### Work to be completed
Reproduce every line of the items below verbatim, leaving out the pictures.

☆ ☆ ☆ ☆

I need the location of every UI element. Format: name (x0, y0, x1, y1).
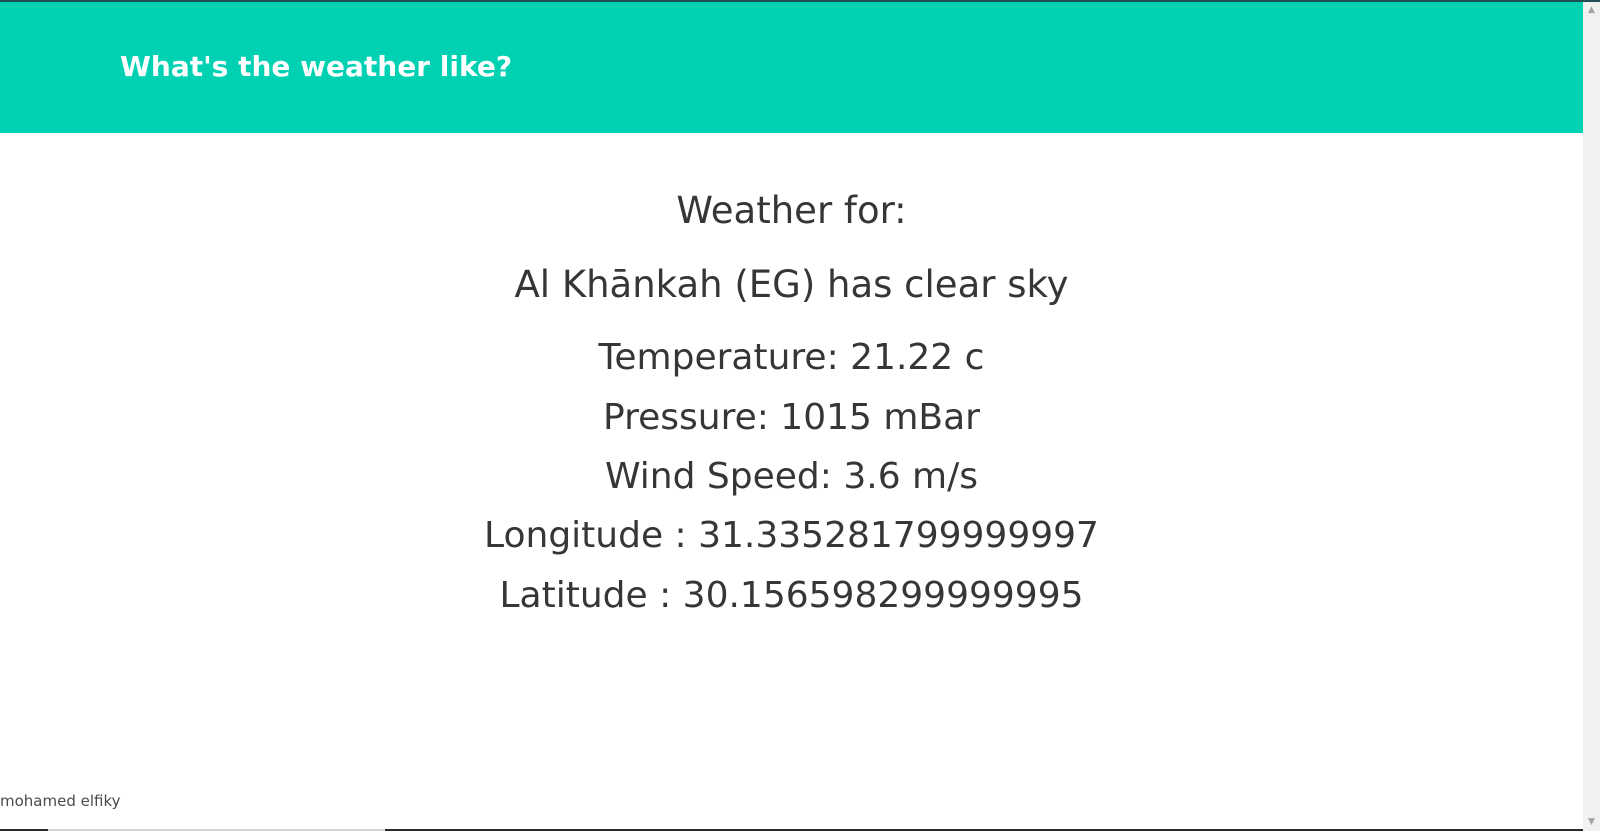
page-title: What's the weather like? (120, 50, 513, 83)
temperature-value: Temperature: 21.22 c (598, 337, 985, 378)
weather-heading: Weather for: (676, 189, 907, 232)
longitude-value: Longitude : 31.335281799999997 (484, 515, 1099, 556)
pressure-value: Pressure: 1015 mBar (603, 397, 980, 438)
latitude-value: Latitude : 30.156598299999995 (499, 575, 1084, 616)
hero-header: What's the weather like? (0, 2, 1583, 133)
scrollbar-thumb[interactable] (1585, 19, 1598, 814)
scroll-up-icon[interactable]: ▲ (1583, 2, 1600, 19)
scroll-down-icon[interactable]: ▼ (1583, 814, 1600, 831)
footer-author: mohamed elfiky (0, 792, 121, 810)
weather-summary: Al Khānkah (EG) has clear sky (514, 263, 1069, 306)
wind-speed-value: Wind Speed: 3.6 m/s (605, 456, 978, 497)
vertical-scrollbar[interactable]: ▲ ▼ (1583, 2, 1600, 831)
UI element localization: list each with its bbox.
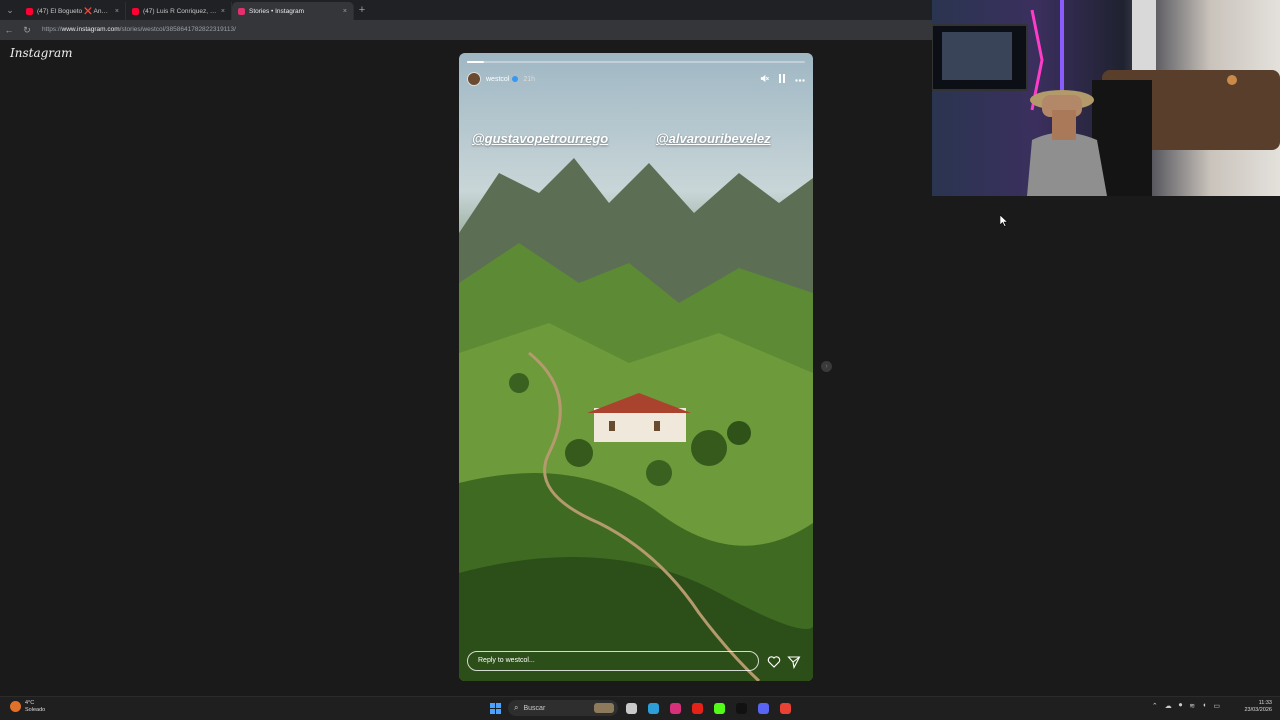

☆ ☆ ☆ ☆

### Exercise result
I need the location of every UI element. Format: name (x0, y0, x1, y1).
page-title: What's the weather like? (120, 50, 513, 83)
temperature-value: Temperature: 21.22 c (598, 337, 985, 378)
weather-heading: Weather for: (676, 189, 907, 232)
longitude-value: Longitude : 31.335281799999997 (484, 515, 1099, 556)
pressure-value: Pressure: 1015 mBar (603, 397, 980, 438)
latitude-value: Latitude : 30.156598299999995 (499, 575, 1084, 616)
hero-header: What's the weather like? (0, 2, 1583, 133)
scrollbar-thumb[interactable] (1585, 19, 1598, 814)
scroll-up-icon[interactable]: ▲ (1583, 2, 1600, 19)
scroll-down-icon[interactable]: ▼ (1583, 814, 1600, 831)
footer-author: mohamed elfiky (0, 792, 121, 810)
weather-summary: Al Khānkah (EG) has clear sky (514, 263, 1069, 306)
wind-speed-value: Wind Speed: 3.6 m/s (605, 456, 978, 497)
vertical-scrollbar[interactable]: ▲ ▼ (1583, 2, 1600, 831)
UI element localization: list each with its bbox.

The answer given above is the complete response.